MATERIAL TO PROCESS —

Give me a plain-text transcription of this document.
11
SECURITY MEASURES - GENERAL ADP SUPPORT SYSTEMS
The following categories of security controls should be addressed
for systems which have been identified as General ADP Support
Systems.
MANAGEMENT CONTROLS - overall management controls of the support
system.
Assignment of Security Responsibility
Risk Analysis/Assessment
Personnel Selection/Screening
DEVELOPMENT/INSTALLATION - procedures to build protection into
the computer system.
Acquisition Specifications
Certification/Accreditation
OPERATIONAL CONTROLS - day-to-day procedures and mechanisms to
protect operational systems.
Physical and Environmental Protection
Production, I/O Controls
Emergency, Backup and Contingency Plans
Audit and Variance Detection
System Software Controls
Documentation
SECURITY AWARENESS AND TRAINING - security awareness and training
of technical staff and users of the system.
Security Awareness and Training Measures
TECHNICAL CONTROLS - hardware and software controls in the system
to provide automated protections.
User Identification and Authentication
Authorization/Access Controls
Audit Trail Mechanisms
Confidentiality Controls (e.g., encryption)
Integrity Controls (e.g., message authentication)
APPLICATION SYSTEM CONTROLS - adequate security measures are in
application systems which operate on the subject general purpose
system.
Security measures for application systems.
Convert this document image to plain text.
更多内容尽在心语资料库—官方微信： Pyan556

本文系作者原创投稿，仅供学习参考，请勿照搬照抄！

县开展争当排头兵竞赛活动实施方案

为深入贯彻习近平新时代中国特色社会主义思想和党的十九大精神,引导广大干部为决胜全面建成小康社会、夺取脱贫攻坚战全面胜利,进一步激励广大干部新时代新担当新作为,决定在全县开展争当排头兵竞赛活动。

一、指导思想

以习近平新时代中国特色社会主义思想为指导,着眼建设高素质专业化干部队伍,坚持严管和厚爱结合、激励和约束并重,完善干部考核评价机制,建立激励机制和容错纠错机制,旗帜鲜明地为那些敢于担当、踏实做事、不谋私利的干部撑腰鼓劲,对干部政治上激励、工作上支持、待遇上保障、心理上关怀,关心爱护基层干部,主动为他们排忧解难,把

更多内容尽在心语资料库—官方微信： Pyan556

PROBLEM STATEMENT — Using the data above, reproduce every line exactly.

RESPONSE —
Give me a plain-text transcription of this document.
11
SECURITY MEASURES - GENERAL ADP SUPPORT SYSTEMS
The following categories of security controls should be addressed
for systems which have been identified as General ADP Support
Systems.
MANAGEMENT CONTROLS - overall management controls of the support
system.
Assignment of Security Responsibility
Risk Analysis/Assessment
Personnel Selection/Screening
DEVELOPMENT/INSTALLATION - procedures to build protection into
the computer system.
Acquisition Specifications
Certification/Accreditation
OPERATIONAL CONTROLS - day-to-day procedures and mechanisms to
protect operational systems.
Physical and Environmental Protection
Production, I/O Controls
Emergency, Backup and Contingency Plans
Audit and Variance Detection
System Software Controls
Documentation
SECURITY AWARENESS AND TRAINING - security awareness and training
of technical staff and users of the system.
Security Awareness and Training Measures
TECHNICAL CONTROLS - hardware and software controls in the system
to provide automated protections.
User Identification and Authentication
Authorization/Access Controls
Audit Trail Mechanisms
Confidentiality Controls (e.g., encryption)
Integrity Controls (e.g., message authentication)
APPLICATION SYSTEM CONTROLS - adequate security measures are in
application systems which operate on the subject general purpose
system.
Security measures for application systems.
Convert this document image to plain text.
更多内容尽在心语资料库—官方微信： Pyan556

本文系作者原创投稿，仅供学习参考，请勿照搬照抄！

县开展争当排头兵竞赛活动实施方案

为深入贯彻习近平新时代中国特色社会主义思想和党的十九大精神,引导广大干部为决胜全面建成小康社会、夺取脱贫攻坚战全面胜利,进一步激励广大干部新时代新担当新作为,决定在全县开展争当排头兵竞赛活动。

一、指导思想

以习近平新时代中国特色社会主义思想为指导,着眼建设高素质专业化干部队伍,坚持严管和厚爱结合、激励和约束并重,完善干部考核评价机制,建立激励机制和容错纠错机制,旗帜鲜明地为那些敢于担当、踏实做事、不谋私利的干部撑腰鼓劲,对干部政治上激励、工作上支持、待遇上保障、心理上关怀,关心爱护基层干部,主动为他们排忧解难,把

更多内容尽在心语资料库—官方微信： Pyan556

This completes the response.